### WHAT THE TASK ASKS
Reproduce everything in the records from the first line down to and including the line that contains "190, 136, 200]".

┄┄┄┄┄┄┄┄┄┄

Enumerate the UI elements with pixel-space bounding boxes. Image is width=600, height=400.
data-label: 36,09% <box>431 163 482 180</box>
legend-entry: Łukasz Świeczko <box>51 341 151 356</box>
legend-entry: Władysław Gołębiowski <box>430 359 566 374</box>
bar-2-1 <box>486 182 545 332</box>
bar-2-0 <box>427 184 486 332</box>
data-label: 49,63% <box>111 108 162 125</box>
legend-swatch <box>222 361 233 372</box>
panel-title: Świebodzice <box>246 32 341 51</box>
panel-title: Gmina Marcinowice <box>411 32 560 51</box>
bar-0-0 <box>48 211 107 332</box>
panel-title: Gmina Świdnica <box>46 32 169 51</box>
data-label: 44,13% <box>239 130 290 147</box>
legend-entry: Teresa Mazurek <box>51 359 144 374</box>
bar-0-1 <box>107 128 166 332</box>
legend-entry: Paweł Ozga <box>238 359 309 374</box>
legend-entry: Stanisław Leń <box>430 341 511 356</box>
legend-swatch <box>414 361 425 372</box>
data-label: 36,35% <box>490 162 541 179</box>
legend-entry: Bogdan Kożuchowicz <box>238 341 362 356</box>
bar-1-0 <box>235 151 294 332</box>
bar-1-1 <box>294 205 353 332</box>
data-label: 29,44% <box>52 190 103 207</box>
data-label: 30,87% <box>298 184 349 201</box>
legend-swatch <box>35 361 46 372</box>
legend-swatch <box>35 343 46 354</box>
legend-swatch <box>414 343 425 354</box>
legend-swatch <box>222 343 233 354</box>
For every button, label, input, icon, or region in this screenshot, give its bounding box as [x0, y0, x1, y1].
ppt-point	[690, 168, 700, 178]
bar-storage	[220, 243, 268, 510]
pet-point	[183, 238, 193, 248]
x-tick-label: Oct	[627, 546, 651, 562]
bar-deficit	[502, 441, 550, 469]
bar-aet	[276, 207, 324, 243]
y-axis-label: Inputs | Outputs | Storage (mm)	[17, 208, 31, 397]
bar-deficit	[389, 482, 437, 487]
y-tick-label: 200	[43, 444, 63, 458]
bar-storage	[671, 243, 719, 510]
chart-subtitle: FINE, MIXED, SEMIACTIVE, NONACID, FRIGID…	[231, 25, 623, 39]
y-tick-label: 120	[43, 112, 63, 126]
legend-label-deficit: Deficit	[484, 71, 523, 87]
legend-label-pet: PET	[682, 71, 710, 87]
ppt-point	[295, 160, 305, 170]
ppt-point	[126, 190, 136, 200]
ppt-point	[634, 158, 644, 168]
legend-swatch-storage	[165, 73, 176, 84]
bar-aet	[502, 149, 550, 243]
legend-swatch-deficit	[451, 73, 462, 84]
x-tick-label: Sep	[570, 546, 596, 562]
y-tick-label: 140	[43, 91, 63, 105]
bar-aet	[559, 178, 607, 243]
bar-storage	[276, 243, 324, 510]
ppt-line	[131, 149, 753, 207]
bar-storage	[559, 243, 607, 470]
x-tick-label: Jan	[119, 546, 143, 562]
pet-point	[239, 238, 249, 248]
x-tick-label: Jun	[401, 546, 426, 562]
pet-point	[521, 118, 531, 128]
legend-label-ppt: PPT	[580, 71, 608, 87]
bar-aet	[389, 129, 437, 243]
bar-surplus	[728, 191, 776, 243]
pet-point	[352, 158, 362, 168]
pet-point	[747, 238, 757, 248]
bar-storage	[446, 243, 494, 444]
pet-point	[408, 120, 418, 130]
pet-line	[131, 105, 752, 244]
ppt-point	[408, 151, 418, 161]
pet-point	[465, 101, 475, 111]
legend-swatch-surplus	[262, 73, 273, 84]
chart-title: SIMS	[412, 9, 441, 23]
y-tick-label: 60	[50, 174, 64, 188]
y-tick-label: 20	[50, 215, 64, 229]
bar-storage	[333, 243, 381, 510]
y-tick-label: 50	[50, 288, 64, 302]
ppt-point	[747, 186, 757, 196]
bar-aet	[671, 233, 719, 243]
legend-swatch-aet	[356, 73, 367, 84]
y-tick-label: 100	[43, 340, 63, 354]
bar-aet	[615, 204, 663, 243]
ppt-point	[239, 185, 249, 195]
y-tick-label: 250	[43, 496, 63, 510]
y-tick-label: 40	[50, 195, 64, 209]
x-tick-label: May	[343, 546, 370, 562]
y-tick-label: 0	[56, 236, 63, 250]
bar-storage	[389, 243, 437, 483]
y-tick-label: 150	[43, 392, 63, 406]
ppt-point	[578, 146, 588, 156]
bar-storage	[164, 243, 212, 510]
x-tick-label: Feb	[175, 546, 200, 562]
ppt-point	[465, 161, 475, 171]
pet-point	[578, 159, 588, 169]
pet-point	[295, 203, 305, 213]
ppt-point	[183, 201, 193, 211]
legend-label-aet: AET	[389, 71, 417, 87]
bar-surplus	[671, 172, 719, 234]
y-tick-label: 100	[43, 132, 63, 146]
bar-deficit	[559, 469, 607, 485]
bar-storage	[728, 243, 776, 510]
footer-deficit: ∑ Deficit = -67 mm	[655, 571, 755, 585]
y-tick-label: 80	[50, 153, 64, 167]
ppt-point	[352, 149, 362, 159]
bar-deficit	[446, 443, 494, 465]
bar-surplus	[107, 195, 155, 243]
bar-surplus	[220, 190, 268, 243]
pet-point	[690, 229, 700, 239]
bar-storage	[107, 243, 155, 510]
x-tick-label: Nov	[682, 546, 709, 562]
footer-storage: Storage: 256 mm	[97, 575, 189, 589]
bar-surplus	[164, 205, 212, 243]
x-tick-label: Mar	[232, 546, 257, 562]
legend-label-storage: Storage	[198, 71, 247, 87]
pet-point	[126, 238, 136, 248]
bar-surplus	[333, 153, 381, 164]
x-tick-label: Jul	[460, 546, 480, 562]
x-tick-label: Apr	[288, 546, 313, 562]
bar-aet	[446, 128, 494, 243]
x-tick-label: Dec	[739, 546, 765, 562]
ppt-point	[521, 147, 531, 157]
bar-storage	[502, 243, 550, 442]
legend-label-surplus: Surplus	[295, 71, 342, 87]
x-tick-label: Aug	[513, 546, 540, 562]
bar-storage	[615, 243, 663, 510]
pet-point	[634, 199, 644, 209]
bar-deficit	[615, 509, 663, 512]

┄┄┄┄┄┄┄┄┄┄

### RESPONSE
Enumerate the UI elements with pixel-space bounding boxes. Image is width=600, height=400.
data-label: 36,09% <box>431 163 482 180</box>
legend-entry: Łukasz Świeczko <box>51 341 151 356</box>
legend-entry: Władysław Gołębiowski <box>430 359 566 374</box>
bar-2-1 <box>486 182 545 332</box>
bar-2-0 <box>427 184 486 332</box>
data-label: 49,63% <box>111 108 162 125</box>
legend-swatch <box>222 361 233 372</box>
panel-title: Świebodzice <box>246 32 341 51</box>
panel-title: Gmina Marcinowice <box>411 32 560 51</box>
bar-0-0 <box>48 211 107 332</box>
panel-title: Gmina Świdnica <box>46 32 169 51</box>
data-label: 44,13% <box>239 130 290 147</box>
legend-entry: Teresa Mazurek <box>51 359 144 374</box>
bar-0-1 <box>107 128 166 332</box>
legend-entry: Paweł Ozga <box>238 359 309 374</box>
legend-entry: Stanisław Leń <box>430 341 511 356</box>
legend-swatch <box>414 361 425 372</box>
data-label: 36,35% <box>490 162 541 179</box>
legend-entry: Bogdan Kożuchowicz <box>238 341 362 356</box>
bar-1-0 <box>235 151 294 332</box>
bar-1-1 <box>294 205 353 332</box>
data-label: 29,44% <box>52 190 103 207</box>
data-label: 30,87% <box>298 184 349 201</box>
legend-swatch <box>35 361 46 372</box>
legend-swatch <box>35 343 46 354</box>
legend-swatch <box>414 343 425 354</box>
legend-swatch <box>222 343 233 354</box>
For every button, label, input, icon, or region in this screenshot, give its bounding box as [x0, y0, x1, y1].
ppt-point	[690, 168, 700, 178]
bar-storage	[220, 243, 268, 510]
pet-point	[183, 238, 193, 248]
x-tick-label: Oct	[627, 546, 651, 562]
bar-deficit	[502, 441, 550, 469]
bar-aet	[276, 207, 324, 243]
y-axis-label: Inputs | Outputs | Storage (mm)	[17, 208, 31, 397]
bar-deficit	[389, 482, 437, 487]
y-tick-label: 200	[43, 444, 63, 458]
bar-storage	[671, 243, 719, 510]
chart-subtitle: FINE, MIXED, SEMIACTIVE, NONACID, FRIGID…	[231, 25, 623, 39]
y-tick-label: 120	[43, 112, 63, 126]
legend-label-deficit: Deficit	[484, 71, 523, 87]
legend-label-pet: PET	[682, 71, 710, 87]
ppt-point	[295, 160, 305, 170]
ppt-point	[126, 190, 136, 200]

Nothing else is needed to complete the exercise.